PROBLEM DESCRIPTION: Where a line of the material contains the string "Qualis", copy that line.

Data listing
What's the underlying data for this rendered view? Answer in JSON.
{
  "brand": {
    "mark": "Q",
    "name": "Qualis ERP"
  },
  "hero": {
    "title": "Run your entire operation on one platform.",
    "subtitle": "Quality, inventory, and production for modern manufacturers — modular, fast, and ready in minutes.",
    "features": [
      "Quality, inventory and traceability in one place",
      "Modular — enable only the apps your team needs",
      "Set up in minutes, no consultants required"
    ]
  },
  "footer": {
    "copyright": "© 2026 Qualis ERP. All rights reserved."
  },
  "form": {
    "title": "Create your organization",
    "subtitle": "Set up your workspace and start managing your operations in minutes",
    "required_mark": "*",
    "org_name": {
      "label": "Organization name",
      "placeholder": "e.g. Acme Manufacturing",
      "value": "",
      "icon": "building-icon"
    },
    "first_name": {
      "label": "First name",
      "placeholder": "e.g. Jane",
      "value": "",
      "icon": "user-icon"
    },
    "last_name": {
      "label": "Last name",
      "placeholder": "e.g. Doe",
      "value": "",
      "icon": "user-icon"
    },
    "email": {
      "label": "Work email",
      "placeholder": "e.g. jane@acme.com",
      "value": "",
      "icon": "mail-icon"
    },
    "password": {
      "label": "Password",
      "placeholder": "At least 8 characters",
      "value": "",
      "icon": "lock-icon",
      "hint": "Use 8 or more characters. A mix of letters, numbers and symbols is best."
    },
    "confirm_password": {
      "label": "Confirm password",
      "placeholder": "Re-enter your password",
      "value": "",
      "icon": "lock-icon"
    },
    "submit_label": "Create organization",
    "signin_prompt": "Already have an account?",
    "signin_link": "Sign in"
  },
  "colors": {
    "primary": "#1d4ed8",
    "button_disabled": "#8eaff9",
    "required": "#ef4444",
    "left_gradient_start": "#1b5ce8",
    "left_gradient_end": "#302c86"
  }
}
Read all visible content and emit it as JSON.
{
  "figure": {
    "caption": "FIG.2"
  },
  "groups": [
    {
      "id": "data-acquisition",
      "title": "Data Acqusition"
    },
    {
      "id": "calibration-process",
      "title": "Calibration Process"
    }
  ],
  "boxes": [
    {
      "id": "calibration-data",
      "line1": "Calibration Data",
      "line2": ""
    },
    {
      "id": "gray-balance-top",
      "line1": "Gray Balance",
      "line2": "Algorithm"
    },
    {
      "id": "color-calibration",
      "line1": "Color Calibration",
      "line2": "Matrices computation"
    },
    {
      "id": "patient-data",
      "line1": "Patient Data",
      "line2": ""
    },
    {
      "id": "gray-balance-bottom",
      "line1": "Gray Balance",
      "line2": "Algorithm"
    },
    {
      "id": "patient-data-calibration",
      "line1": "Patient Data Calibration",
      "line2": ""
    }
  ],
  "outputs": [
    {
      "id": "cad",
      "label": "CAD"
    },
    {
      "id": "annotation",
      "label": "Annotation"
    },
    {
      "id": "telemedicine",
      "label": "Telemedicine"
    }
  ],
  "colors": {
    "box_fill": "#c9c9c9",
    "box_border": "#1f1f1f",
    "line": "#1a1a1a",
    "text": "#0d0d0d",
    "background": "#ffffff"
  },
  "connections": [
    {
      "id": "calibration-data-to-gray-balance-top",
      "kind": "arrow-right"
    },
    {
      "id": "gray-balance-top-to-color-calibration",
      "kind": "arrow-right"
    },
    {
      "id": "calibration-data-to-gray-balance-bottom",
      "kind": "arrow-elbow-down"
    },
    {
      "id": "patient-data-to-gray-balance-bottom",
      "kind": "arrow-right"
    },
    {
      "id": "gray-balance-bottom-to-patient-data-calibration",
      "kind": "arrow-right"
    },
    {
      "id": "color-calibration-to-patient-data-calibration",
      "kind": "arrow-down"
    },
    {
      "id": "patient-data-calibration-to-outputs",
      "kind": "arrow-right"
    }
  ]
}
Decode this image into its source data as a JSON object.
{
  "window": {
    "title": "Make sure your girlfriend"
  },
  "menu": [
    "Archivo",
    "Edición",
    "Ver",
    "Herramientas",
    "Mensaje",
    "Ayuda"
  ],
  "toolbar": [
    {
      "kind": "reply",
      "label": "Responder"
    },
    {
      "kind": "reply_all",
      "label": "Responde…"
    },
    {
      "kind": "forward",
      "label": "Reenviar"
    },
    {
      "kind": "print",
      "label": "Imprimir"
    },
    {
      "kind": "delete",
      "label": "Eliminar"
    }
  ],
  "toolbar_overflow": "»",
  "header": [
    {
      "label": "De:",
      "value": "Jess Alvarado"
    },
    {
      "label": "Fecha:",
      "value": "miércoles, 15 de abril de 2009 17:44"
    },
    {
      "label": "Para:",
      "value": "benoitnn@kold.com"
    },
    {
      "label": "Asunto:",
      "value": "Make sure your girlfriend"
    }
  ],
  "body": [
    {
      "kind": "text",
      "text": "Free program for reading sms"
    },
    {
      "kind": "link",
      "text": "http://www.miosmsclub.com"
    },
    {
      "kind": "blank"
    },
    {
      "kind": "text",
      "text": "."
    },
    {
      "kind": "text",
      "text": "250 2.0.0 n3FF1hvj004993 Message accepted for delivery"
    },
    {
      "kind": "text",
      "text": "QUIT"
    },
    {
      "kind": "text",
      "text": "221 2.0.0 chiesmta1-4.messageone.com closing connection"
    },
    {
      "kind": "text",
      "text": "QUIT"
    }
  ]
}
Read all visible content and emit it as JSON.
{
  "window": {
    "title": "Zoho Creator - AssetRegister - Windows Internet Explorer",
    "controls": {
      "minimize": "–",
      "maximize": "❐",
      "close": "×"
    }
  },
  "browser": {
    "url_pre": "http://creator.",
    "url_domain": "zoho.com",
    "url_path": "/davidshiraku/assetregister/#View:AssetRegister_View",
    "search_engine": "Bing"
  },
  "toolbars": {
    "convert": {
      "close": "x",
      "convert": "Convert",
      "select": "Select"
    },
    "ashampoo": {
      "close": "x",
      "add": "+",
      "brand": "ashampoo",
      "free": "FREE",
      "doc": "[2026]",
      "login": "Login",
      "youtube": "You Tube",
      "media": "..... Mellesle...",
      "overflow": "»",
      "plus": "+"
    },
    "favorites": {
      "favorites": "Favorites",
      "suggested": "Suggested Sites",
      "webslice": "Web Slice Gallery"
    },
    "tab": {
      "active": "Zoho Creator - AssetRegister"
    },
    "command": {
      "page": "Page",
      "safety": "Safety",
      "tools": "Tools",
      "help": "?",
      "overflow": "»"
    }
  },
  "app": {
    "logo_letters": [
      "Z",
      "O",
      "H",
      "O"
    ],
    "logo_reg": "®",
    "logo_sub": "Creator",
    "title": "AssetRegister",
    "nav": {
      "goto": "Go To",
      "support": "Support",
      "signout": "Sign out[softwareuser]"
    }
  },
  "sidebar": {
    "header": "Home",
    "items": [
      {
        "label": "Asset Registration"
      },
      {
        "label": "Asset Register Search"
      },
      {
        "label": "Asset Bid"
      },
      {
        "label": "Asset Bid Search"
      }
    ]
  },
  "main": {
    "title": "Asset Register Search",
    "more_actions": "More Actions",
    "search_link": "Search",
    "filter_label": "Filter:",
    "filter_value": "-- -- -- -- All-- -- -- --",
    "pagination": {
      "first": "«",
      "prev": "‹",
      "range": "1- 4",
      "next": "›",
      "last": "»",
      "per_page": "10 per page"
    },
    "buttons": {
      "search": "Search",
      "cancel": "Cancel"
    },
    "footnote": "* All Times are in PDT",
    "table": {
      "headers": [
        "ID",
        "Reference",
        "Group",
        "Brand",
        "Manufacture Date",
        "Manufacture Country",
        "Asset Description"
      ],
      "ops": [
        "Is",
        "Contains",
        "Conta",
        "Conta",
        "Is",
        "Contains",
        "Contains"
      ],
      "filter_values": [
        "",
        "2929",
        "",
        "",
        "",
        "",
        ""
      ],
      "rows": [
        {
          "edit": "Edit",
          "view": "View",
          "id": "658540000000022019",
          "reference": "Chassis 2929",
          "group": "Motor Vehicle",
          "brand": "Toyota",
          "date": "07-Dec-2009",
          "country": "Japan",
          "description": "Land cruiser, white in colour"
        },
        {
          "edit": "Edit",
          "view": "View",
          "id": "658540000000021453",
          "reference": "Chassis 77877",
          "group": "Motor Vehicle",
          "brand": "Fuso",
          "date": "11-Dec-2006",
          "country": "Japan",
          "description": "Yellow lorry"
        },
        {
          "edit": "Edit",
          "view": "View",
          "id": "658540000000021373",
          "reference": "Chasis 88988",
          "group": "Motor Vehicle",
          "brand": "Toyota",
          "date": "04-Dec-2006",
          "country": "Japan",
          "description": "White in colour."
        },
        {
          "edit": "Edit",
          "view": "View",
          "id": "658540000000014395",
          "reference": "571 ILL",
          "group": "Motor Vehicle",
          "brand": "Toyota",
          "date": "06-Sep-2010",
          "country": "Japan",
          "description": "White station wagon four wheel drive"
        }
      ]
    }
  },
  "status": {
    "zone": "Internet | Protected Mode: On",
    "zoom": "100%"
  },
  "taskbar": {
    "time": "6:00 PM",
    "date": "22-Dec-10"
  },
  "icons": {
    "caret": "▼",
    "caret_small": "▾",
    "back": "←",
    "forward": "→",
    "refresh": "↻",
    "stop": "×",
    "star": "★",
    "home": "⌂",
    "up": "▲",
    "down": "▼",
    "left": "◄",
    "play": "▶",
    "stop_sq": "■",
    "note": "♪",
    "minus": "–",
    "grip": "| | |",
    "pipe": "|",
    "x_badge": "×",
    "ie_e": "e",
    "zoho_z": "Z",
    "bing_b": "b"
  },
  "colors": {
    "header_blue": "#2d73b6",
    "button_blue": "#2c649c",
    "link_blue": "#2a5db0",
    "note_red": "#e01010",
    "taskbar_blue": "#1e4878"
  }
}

TASK OUTPUT:
    "name": "Qualis ERP"
    "copyright": "© 2026 Qualis ERP. All rights reserved."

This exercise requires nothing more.